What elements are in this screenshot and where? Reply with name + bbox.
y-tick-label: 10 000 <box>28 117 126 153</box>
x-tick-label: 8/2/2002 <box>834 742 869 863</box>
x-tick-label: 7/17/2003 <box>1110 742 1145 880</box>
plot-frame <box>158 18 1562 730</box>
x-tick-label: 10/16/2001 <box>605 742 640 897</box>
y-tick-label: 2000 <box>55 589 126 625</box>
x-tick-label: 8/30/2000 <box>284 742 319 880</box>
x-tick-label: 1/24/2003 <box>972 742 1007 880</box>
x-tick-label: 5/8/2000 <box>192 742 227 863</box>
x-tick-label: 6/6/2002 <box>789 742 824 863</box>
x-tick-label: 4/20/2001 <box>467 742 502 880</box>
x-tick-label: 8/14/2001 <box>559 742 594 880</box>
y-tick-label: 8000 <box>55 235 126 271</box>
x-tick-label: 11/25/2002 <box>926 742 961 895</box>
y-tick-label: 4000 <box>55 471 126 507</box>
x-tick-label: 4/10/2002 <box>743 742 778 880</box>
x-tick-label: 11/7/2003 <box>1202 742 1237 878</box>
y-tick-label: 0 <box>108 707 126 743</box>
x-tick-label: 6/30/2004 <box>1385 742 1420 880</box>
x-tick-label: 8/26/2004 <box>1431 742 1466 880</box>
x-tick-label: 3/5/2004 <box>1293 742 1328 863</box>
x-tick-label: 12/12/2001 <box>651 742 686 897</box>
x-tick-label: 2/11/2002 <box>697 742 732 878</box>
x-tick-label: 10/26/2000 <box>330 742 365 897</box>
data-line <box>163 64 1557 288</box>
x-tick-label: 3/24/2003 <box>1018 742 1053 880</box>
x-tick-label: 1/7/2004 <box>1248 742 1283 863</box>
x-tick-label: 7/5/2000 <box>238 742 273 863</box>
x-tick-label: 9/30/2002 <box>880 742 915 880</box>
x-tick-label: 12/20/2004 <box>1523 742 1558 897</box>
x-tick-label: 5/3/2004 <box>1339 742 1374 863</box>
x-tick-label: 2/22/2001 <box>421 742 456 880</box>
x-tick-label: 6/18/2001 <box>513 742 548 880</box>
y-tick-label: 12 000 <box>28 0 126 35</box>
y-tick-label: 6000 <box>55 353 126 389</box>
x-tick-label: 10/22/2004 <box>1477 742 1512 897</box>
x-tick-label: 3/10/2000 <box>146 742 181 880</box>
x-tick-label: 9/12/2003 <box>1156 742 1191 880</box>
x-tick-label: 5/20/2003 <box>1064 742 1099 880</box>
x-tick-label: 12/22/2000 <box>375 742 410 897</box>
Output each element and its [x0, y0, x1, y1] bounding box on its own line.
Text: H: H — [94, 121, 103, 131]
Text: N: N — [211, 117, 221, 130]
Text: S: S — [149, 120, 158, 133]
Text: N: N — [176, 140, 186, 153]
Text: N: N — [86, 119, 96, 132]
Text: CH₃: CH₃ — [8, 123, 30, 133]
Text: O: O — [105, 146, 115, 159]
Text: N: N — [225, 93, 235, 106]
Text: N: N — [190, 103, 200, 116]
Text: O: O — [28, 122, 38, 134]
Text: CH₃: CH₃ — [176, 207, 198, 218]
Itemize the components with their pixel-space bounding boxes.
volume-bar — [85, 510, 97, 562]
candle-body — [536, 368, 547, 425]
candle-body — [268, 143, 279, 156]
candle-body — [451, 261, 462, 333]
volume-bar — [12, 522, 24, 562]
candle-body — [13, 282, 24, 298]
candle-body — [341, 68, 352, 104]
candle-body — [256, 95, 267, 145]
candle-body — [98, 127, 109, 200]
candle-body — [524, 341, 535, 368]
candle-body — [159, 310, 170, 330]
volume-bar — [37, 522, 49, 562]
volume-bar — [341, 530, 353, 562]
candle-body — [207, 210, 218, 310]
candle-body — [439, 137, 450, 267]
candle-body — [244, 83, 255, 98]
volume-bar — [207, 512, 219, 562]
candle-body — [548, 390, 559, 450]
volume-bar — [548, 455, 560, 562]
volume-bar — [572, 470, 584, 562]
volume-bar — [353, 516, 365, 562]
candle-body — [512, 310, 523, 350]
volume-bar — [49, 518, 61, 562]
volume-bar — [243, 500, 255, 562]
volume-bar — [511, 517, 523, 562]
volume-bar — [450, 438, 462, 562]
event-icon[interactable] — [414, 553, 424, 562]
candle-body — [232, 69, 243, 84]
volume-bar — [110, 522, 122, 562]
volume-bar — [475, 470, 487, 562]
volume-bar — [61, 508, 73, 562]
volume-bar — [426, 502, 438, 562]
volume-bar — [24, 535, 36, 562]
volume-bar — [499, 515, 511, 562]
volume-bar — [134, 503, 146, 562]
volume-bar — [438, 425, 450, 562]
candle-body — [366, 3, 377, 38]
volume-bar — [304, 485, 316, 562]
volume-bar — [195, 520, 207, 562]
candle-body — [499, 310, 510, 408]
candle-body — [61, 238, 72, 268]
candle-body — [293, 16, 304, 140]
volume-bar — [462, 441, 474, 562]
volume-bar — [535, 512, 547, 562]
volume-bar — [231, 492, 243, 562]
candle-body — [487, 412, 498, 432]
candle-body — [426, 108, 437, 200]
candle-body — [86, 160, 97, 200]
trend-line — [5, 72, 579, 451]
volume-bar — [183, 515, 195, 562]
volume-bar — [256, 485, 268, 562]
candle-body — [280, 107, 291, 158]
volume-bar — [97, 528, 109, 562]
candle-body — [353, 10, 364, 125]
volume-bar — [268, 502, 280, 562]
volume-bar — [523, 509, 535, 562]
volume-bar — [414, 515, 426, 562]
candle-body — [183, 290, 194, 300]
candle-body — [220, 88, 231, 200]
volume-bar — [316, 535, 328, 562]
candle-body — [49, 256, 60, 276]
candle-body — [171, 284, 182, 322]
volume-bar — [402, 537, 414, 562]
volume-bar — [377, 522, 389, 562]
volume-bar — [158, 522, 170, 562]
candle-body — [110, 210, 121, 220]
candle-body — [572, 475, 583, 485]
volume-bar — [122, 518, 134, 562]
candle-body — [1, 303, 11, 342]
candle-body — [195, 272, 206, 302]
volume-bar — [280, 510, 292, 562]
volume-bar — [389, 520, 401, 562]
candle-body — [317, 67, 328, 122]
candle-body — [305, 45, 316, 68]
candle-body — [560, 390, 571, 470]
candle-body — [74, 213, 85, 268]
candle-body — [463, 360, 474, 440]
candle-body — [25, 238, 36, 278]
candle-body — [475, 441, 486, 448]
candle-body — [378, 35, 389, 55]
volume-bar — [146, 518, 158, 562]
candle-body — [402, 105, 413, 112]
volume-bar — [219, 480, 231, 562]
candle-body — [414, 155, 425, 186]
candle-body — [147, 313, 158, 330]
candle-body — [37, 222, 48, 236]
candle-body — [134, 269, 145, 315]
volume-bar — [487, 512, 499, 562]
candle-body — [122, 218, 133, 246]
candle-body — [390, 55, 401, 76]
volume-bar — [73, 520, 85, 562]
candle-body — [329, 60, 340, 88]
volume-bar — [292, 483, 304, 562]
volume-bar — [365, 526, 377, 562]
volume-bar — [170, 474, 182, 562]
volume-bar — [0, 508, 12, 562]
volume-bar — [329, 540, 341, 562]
──────
▶ [Goal]: Reproduce the stretch of records from the start through the line containing "x-tick-label: 4/20/2001 <box>467", swapping "plot-frame" for "chart-area" and leaving everything else unchanged.

▶ [Answer to the task]:
What elements are in this screenshot and where? Reply with name + bbox.
y-tick-label: 10 000 <box>28 117 126 153</box>
x-tick-label: 8/2/2002 <box>834 742 869 863</box>
x-tick-label: 7/17/2003 <box>1110 742 1145 880</box>
chart-area <box>158 18 1562 730</box>
x-tick-label: 10/16/2001 <box>605 742 640 897</box>
y-tick-label: 2000 <box>55 589 126 625</box>
x-tick-label: 8/30/2000 <box>284 742 319 880</box>
x-tick-label: 1/24/2003 <box>972 742 1007 880</box>
x-tick-label: 5/8/2000 <box>192 742 227 863</box>
x-tick-label: 6/6/2002 <box>789 742 824 863</box>
x-tick-label: 4/20/2001 <box>467 742 502 880</box>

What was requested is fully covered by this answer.